• _STATED GOAL_:
Which lines have the string "logra"? Copy all of them from the entries below.

• _RECORDED INFORMATION_:
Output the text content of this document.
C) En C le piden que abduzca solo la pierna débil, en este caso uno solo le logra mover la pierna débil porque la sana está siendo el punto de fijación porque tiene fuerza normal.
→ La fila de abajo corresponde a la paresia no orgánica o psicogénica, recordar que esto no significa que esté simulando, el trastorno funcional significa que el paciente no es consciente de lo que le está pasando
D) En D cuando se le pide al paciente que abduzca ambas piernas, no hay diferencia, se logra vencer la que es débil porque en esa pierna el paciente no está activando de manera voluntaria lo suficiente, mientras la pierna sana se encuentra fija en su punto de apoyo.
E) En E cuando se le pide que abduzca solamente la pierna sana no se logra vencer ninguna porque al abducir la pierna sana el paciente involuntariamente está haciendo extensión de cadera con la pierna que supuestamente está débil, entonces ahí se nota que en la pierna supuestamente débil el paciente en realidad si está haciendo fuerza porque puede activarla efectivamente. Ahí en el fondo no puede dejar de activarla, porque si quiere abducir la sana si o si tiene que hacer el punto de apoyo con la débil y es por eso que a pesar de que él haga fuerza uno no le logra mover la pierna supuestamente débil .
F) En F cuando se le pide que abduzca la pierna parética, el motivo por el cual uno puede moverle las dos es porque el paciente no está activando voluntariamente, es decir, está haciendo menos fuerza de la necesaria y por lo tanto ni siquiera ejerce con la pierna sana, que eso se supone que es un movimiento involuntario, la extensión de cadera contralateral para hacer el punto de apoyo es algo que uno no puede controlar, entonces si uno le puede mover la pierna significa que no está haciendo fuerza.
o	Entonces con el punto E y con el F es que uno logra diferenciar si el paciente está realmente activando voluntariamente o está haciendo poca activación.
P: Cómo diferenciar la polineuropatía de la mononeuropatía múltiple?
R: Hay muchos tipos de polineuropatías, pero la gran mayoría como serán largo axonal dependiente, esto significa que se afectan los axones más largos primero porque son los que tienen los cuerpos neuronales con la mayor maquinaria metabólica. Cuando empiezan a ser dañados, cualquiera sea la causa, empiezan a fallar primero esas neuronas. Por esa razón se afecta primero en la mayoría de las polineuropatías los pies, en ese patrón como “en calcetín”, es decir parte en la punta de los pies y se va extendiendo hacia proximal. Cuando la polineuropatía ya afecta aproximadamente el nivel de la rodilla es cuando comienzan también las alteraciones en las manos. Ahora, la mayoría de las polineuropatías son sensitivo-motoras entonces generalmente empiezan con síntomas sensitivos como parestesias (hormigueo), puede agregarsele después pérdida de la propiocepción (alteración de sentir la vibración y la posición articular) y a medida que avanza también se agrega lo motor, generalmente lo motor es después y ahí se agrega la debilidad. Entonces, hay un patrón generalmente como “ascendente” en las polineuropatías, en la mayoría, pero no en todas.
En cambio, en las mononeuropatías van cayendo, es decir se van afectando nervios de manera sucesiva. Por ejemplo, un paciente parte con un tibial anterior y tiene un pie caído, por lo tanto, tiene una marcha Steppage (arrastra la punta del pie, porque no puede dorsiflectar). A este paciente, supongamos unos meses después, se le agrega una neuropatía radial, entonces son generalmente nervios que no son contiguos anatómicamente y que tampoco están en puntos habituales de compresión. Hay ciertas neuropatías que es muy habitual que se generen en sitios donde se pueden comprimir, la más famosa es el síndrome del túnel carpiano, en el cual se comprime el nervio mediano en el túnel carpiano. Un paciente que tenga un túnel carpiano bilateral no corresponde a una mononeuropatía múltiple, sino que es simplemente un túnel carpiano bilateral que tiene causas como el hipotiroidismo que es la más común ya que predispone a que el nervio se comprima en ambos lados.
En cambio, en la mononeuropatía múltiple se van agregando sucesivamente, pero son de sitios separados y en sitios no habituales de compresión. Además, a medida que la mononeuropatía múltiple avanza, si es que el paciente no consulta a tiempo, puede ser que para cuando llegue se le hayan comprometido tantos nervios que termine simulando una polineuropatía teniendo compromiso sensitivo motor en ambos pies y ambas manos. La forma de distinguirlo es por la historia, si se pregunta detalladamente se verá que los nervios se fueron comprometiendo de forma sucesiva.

• _FINAL ANSWER_:
C) En C le piden que abduzca solo la pierna débil, en este caso uno solo le logra mover la pierna débil porque la sana está siendo el punto de fijación porque tiene fuerza normal.
D) En D cuando se le pide al paciente que abduzca ambas piernas, no hay diferencia, se logra vencer la que es débil porque en esa pierna el paciente no está activando de manera voluntaria lo suficiente, mientras la pierna sana se encuentra fija en su punto de apoyo.
E) En E cuando se le pide que abduzca solamente la pierna sana no se logra vencer ninguna porque al abducir la pierna sana el paciente involuntariamente está haciendo extensión de cadera con la pierna que supuestamente está débil, entonces ahí se nota que en la pierna supuestamente débil el paciente en realidad si está haciendo fuerza porque puede activarla efectivamente. Ahí en el fondo no puede dejar de activarla, porque si quiere abducir la sana si o si tiene que hacer el punto de apoyo con la débil y es por eso que a pesar de que él haga fuerza uno no le logra mover la pierna supuestamente débil .
o	Entonces con el punto E y con el F es que uno logra diferenciar si el paciente está realmente activando voluntariamente o está haciendo poca activación.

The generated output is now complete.